> _WHAT TO WORK ON_: Extract all records. Keep each one exact.

Data entries
--- start ---
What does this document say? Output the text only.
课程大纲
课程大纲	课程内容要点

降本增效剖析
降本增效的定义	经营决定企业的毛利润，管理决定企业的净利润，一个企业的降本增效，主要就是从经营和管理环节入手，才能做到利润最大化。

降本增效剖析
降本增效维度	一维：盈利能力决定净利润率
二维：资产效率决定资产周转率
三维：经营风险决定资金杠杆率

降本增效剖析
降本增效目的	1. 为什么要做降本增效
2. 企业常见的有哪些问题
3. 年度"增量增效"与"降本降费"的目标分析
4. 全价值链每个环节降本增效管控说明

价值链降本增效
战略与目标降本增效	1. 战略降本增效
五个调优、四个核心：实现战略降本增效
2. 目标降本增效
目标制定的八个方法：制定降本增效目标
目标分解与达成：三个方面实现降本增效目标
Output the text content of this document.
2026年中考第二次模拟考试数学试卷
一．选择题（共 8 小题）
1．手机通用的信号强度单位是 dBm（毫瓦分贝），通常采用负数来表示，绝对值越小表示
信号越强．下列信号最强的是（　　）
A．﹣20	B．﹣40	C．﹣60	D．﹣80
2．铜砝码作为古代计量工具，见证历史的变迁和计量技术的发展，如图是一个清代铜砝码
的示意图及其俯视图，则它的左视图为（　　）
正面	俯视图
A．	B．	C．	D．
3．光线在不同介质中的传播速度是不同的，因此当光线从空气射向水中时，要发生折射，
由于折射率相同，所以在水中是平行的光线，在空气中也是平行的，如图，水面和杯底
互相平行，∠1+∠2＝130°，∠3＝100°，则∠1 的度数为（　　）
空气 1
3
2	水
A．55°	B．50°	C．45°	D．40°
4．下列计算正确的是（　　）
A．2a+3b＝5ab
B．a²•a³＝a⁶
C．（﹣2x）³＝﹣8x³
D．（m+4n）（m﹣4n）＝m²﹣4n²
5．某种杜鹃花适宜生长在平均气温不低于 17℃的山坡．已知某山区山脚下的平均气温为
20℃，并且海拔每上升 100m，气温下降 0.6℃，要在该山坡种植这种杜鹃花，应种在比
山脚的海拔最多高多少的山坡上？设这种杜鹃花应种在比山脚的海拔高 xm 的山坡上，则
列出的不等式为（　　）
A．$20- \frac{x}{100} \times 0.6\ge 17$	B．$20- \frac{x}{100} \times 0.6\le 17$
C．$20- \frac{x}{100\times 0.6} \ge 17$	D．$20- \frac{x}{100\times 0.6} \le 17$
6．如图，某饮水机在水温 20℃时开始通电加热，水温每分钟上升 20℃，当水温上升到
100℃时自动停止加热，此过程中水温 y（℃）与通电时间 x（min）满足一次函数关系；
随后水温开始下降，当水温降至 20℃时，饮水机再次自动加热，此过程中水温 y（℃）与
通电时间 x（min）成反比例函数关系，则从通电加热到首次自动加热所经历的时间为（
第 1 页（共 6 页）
--- end ---
> _TASK SOLUTION_:
What does this document say? Output the text only.
课程大纲
课程大纲	课程内容要点

降本增效剖析
降本增效的定义	经营决定企业的毛利润，管理决定企业的净利润，一个企业的降本增效，主要就是从经营和管理环节入手，才能做到利润最大化。

降本增效剖析
降本增效维度	一维：盈利能力决定净利润率
二维：资产效率决定资产周转率
三维：经营风险决定资金杠杆率

降本增效剖析
降本增效目的	1. 为什么要做降本增效
2. 企业常见的有哪些问题
3. 年度"增量增效"与"降本降费"的目标分析
4. 全价值链每个环节降本增效管控说明

价值链降本增效
战略与目标降本增效	1. 战略降本增效
五个调优、四个核心：实现战略降本增效
2. 目标降本增效
目标制定的八个方法：制定降本增效目标
目标分解与达成：三个方面实现降本增效目标
Output the text content of this document.
2026年中考第二次模拟考试数学试卷
一．选择题（共 8 小题）
1．手机通用的信号强度单位是 dBm（毫瓦分贝），通常采用负数来表示，绝对值越小表示
信号越强．下列信号最强的是（　　）
A．﹣20	B．﹣40	C．﹣60	D．﹣80
2．铜砝码作为古代计量工具，见证历史的变迁和计量技术的发展，如图是一个清代铜砝码
的示意图及其俯视图，则它的左视图为（　　）
正面	俯视图
A．	B．	C．	D．
3．光线在不同介质中的传播速度是不同的，因此当光线从空气射向水中时，要发生折射，
由于折射率相同，所以在水中是平行的光线，在空气中也是平行的，如图，水面和杯底
互相平行，∠1+∠2＝130°，∠3＝100°，则∠1 的度数为（　　）
空气 1
3
2	水
A．55°	B．50°	C．45°	D．40°
4．下列计算正确的是（　　）
A．2a+3b＝5ab
B．a²•a³＝a⁶
C．（﹣2x）³＝﹣8x³
D．（m+4n）（m﹣4n）＝m²﹣4n²
5．某种杜鹃花适宜生长在平均气温不低于 17℃的山坡．已知某山区山脚下的平均气温为
20℃，并且海拔每上升 100m，气温下降 0.6℃，要在该山坡种植这种杜鹃花，应种在比
山脚的海拔最多高多少的山坡上？设这种杜鹃花应种在比山脚的海拔高 xm 的山坡上，则
列出的不等式为（　　）
A．$20- \frac{x}{100} \times 0.6\ge 17$	B．$20- \frac{x}{100} \times 0.6\le 17$
C．$20- \frac{x}{100\times 0.6} \ge 17$	D．$20- \frac{x}{100\times 0.6} \le 17$
6．如图，某饮水机在水温 20℃时开始通电加热，水温每分钟上升 20℃，当水温上升到
100℃时自动停止加热，此过程中水温 y（℃）与通电时间 x（min）满足一次函数关系；
随后水温开始下降，当水温降至 20℃时，饮水机再次自动加热，此过程中水温 y（℃）与
通电时间 x（min）成反比例函数关系，则从通电加热到首次自动加热所经历的时间为（
第 1 页（共 6 页）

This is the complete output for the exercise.